WORK INSTRUCTIONS.
Keep only the lines of the data below that contain "муниципальном", and copy them.

EXTRACTED ENTRIES.
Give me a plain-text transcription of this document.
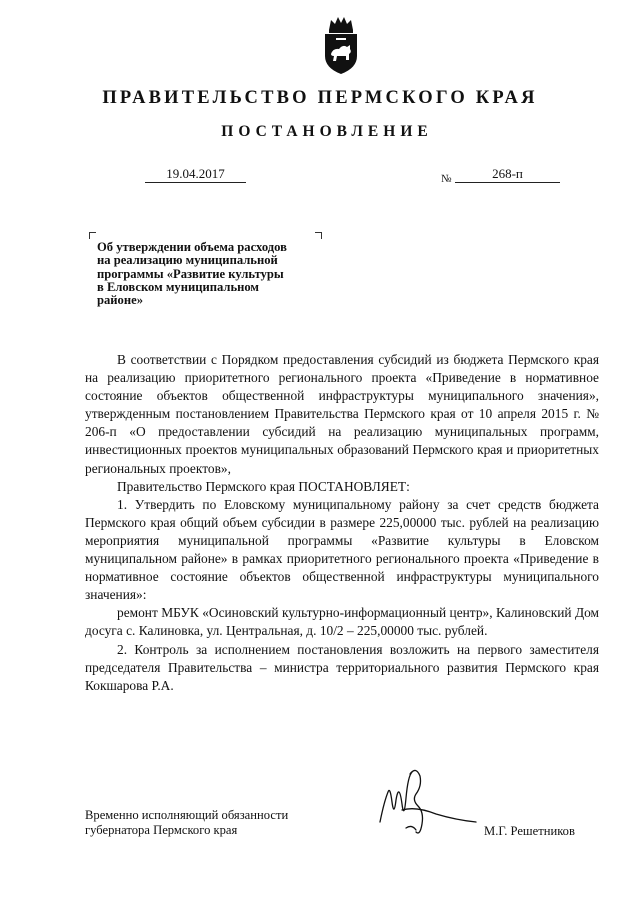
ПРАВИТЕЛЬСТВО ПЕРМСКОГО КРАЯ
ПОСТАНОВЛЕНИЕ
19.04.2017	№	268-п
Об утверждении объема расходов
на реализацию муниципальной
программы «Развитие культуры
в Еловском муниципальном
районе»

В соответствии с Порядком предоставления субсидий из бюджета Пермского края на реализацию приоритетного регионального проекта «Приведение в нормативное состояние объектов общественной инфраструктуры муниципального значения», утвержденным постановлением Правительства Пермского края от 10 апреля 2015 г. № 206-п «О предоставлении субсидий на реализацию муниципальных программ, инвестиционных проектов муниципальных образований Пермского края и приоритетных региональных проектов»,

Правительство Пермского края ПОСТАНОВЛЯЕТ:

1. Утвердить по Еловскому муниципальному району за счет средств бюджета Пермского края общий объем субсидии в размере 225,00000 тыс. рублей на реализацию мероприятия муниципальной программы «Развитие культуры в Еловском муниципальном районе» в рамках приоритетного регионального проекта «Приведение в нормативное состояние объектов общественной инфраструктуры муниципального значения»:

ремонт МБУК «Осиновский культурно-информационный центр», Калиновский Дом досуга с. Калиновка, ул. Центральная, д. 10/2 – 225,00000 тыс. рублей.

2. Контроль за исполнением постановления возложить на первого заместителя председателя Правительства – министра территориального развития Пермского края Кокшарова Р.А.

Временно исполняющий обязанности
губернатора Пермского края	М.Г. Решетников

ANSWER TO THE PROBLEM.
в Еловском муниципальном
1. Утвердить по Еловскому муниципальному району за счет средств бюджета Пермского края общий объем субсидии в размере 225,00000 тыс. рублей на реализацию мероприятия муниципальной программы «Развитие культуры в Еловском муниципальном районе» в рамках приоритетного регионального проекта «Приведение в нормативное состояние объектов общественной инфраструктуры муниципального значения»:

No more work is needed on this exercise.